----- Raw data -----

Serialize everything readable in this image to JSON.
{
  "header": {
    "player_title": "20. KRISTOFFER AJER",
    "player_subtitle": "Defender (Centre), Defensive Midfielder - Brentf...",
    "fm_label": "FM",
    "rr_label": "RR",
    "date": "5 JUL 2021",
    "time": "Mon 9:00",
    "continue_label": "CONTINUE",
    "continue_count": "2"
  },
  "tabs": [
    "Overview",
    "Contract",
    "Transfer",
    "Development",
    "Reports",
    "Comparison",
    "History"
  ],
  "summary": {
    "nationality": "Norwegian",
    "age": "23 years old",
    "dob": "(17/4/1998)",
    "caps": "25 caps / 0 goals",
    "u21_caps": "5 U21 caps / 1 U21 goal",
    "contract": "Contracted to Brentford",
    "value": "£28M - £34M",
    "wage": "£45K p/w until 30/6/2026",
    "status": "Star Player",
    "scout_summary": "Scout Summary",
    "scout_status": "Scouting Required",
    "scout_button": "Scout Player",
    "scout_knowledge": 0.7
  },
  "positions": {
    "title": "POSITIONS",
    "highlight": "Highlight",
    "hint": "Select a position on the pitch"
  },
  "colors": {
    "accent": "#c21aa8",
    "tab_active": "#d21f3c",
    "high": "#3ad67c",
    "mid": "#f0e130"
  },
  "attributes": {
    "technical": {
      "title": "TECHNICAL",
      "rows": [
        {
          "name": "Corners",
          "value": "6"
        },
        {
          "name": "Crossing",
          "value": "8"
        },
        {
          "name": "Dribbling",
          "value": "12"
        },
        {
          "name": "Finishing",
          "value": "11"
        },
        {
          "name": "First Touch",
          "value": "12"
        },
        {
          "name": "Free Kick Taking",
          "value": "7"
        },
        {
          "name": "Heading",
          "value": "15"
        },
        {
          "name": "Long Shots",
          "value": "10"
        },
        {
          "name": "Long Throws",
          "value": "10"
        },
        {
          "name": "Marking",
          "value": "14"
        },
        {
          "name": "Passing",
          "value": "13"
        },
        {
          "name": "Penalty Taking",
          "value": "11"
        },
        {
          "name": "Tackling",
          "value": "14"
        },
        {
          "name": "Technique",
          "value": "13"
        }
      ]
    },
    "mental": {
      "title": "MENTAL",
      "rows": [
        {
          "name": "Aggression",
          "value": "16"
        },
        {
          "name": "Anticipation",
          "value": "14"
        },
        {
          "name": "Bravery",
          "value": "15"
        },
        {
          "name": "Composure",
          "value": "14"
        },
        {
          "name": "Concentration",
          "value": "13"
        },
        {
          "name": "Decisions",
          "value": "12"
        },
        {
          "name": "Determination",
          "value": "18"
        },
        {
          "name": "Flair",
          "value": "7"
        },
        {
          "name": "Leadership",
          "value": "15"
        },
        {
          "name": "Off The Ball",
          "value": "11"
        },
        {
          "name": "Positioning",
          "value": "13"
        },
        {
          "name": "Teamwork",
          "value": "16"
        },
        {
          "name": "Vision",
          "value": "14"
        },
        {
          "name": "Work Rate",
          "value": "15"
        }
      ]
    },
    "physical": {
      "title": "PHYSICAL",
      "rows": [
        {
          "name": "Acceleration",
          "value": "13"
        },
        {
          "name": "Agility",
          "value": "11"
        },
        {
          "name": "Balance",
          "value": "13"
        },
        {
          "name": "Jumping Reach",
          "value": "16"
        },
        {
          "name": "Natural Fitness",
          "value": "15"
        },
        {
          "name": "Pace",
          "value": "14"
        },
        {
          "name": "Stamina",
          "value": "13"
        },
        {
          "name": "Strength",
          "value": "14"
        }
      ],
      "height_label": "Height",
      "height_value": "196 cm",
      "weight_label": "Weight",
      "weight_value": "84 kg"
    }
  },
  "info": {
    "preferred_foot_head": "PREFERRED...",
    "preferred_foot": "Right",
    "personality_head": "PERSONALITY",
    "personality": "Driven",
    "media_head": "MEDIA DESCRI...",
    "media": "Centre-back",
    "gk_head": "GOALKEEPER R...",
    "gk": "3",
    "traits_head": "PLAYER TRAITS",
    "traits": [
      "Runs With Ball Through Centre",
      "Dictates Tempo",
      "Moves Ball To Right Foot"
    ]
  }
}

-----

> Work to complete
Gather all lines from the listing above in which "Right" occurs.

> Answer to this task
    "preferred_foot": "Right",
      "Moves Ball To Right Foot"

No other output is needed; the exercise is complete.